Collect every line below that contains the word "электроснабжения".

▶ **EXTRACTED DATA**:
--- begin ---

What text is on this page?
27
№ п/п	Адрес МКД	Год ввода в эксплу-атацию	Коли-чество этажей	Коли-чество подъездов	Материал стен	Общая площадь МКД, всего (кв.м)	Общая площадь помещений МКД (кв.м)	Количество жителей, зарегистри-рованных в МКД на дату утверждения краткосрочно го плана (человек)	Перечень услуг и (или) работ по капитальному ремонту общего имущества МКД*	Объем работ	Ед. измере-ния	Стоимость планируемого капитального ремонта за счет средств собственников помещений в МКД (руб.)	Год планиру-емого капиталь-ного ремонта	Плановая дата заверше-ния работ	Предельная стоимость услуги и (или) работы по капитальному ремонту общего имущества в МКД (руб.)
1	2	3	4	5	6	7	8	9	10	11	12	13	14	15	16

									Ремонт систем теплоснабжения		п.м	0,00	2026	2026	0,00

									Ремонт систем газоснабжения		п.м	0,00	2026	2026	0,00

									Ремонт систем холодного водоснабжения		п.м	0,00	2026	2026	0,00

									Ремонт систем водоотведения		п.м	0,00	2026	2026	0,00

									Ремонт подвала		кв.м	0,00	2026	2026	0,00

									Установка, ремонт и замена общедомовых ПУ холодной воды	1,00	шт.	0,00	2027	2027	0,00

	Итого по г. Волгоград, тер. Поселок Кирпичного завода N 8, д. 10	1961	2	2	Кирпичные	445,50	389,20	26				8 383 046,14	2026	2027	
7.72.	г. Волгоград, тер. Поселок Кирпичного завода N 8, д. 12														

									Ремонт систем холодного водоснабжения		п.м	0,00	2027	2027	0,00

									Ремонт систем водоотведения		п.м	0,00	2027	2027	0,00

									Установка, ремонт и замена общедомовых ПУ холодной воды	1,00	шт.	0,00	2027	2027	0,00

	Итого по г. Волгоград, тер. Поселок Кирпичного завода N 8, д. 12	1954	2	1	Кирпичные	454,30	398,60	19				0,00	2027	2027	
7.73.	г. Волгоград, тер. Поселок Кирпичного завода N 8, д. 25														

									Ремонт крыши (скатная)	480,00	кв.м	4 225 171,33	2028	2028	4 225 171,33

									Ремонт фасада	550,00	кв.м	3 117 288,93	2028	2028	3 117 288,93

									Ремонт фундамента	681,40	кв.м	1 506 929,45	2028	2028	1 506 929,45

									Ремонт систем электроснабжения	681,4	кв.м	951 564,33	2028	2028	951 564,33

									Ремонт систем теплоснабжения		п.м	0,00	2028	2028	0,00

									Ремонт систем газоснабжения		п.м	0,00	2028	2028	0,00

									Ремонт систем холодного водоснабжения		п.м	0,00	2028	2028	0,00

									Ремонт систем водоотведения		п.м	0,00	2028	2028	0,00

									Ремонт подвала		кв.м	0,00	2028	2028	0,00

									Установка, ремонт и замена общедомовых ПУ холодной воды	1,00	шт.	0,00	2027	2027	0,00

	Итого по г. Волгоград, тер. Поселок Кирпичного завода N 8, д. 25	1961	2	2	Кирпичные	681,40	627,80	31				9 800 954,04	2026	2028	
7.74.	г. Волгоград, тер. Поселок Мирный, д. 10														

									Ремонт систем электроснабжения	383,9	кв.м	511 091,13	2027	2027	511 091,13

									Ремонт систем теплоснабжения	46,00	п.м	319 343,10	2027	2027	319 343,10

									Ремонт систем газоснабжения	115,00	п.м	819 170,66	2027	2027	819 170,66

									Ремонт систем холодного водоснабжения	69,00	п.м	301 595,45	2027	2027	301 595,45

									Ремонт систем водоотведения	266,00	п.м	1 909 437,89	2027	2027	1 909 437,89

--- end ---

▶ **REPLY**:
									Ремонт систем электроснабжения	681,4	кв.м	951 564,33	2028	2028	951 564,33
									Ремонт систем электроснабжения	383,9	кв.м	511 091,13	2027	2027	511 091,13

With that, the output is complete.